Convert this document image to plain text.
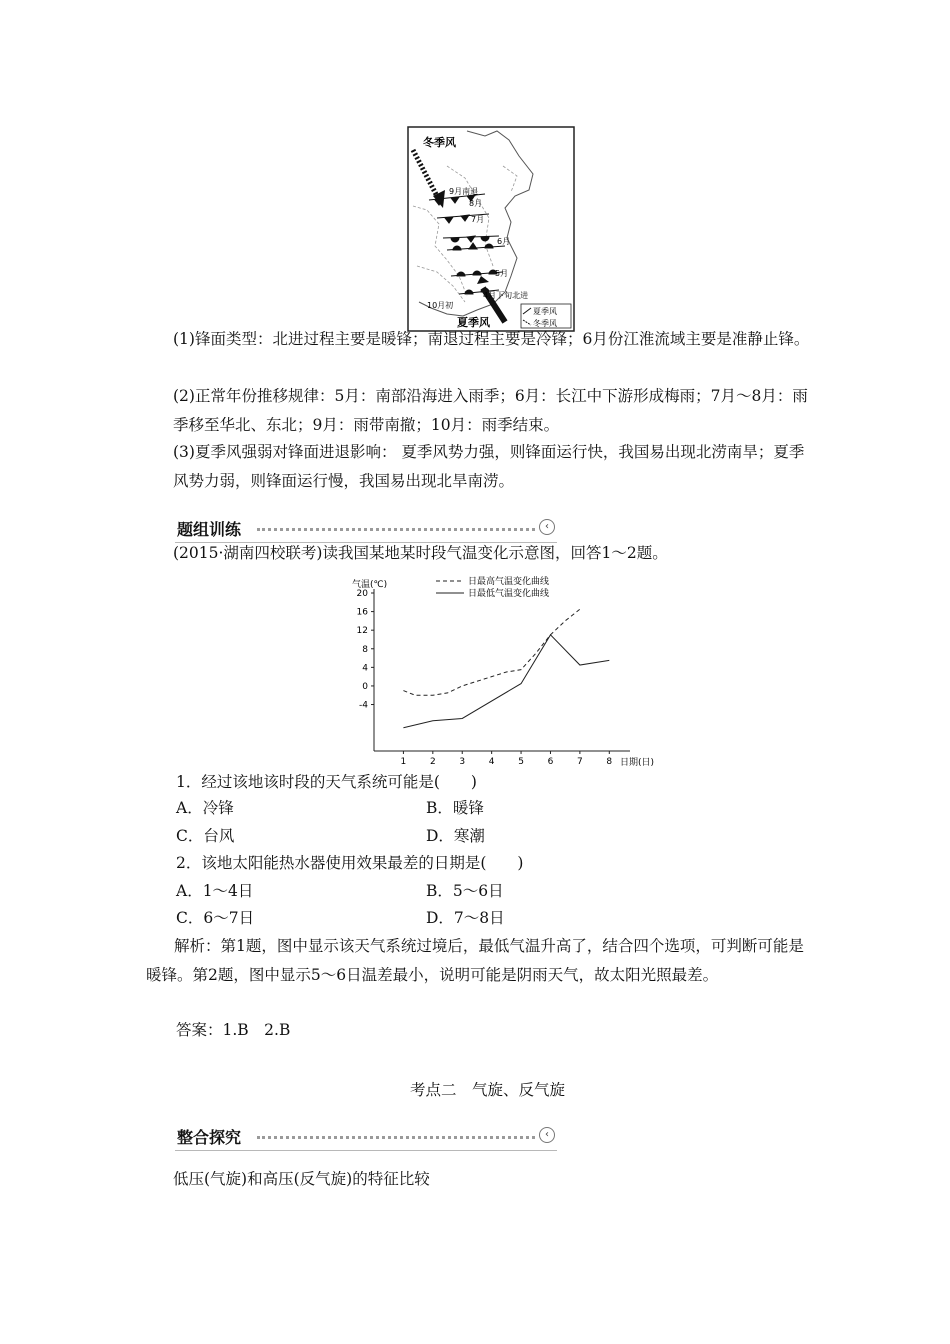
冬季风
9月南退
8月
7月
6月
5月
4月下旬北进
10月初
夏季风
夏季风
冬季风
(1)锋面类型：北进过程主要是暖锋；南退过程主要是冷锋；6月份江淮流域主要是准静止锋。
(2)正常年份推移规律：5月：南部沿海进入雨季；6月：长江中下游形成梅雨；7月～8月：雨季移至华北、东北；9月：雨带南撤；10月：雨季结束。
(3)夏季风强弱对锋面进退影响： 夏季风势力强，则锋面运行快，我国易出现北涝南旱；夏季风势力弱，则锋面运行慢，我国易出现北旱南涝。
题组训练	‹
(2015·湖南四校联考)读我国某地某时段气温变化示意图，回答1～2题。
-4
0
4
8
12
16
20
1	2	3	4	5	6	7	8
气温(℃)
日期(日)
日最高气温变化曲线
日最低气温变化曲线
1．经过该地该时段的天气系统可能是(　　)
A．冷锋	B．暖锋
C．台风	D．寒潮
2．该地太阳能热水器使用效果最差的日期是(　　)
A．1～4日	B．5～6日
C．6～7日	D．7～8日
解析：第1题，图中显示该天气系统过境后，最低气温升高了，结合四个选项，可判断可能是暖锋。第2题，图中显示5～6日温差最小，说明可能是阴雨天气，故太阳光照最差。
答案：1.B　2.B
考点二　气旋、反气旋
整合探究	‹
低压(气旋)和高压(反气旋)的特征比较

- SET PROBLEM:
Reproduce all of the material exactly, apart from the pictures.

- OUTPUT BELOW:
Convert this document image to plain text.
冬季风
9月南退
8月
7月
6月
5月
4月下旬北进
10月初
夏季风
夏季风
冬季风
(1)锋面类型：北进过程主要是暖锋；南退过程主要是冷锋；6月份江淮流域主要是准静止锋。
(2)正常年份推移规律：5月：南部沿海进入雨季；6月：长江中下游形成梅雨；7月～8月：雨季移至华北、东北；9月：雨带南撤；10月：雨季结束。
(3)夏季风强弱对锋面进退影响： 夏季风势力强，则锋面运行快，我国易出现北涝南旱；夏季风势力弱，则锋面运行慢，我国易出现北旱南涝。
题组训练	‹
(2015·湖南四校联考)读我国某地某时段气温变化示意图，回答1～2题。
-4
0
4
8
12
16
20
1	2	3	4	5	6	7	8
气温(℃)
日期(日)
日最高气温变化曲线
日最低气温变化曲线
1．经过该地该时段的天气系统可能是(　　)
A．冷锋	B．暖锋
C．台风	D．寒潮
2．该地太阳能热水器使用效果最差的日期是(　　)
A．1～4日	B．5～6日
C．6～7日	D．7～8日
解析：第1题，图中显示该天气系统过境后，最低气温升高了，结合四个选项，可判断可能是暖锋。第2题，图中显示5～6日温差最小，说明可能是阴雨天气，故太阳光照最差。
答案：1.B　2.B
考点二　气旋、反气旋
整合探究	‹
低压(气旋)和高压(反气旋)的特征比较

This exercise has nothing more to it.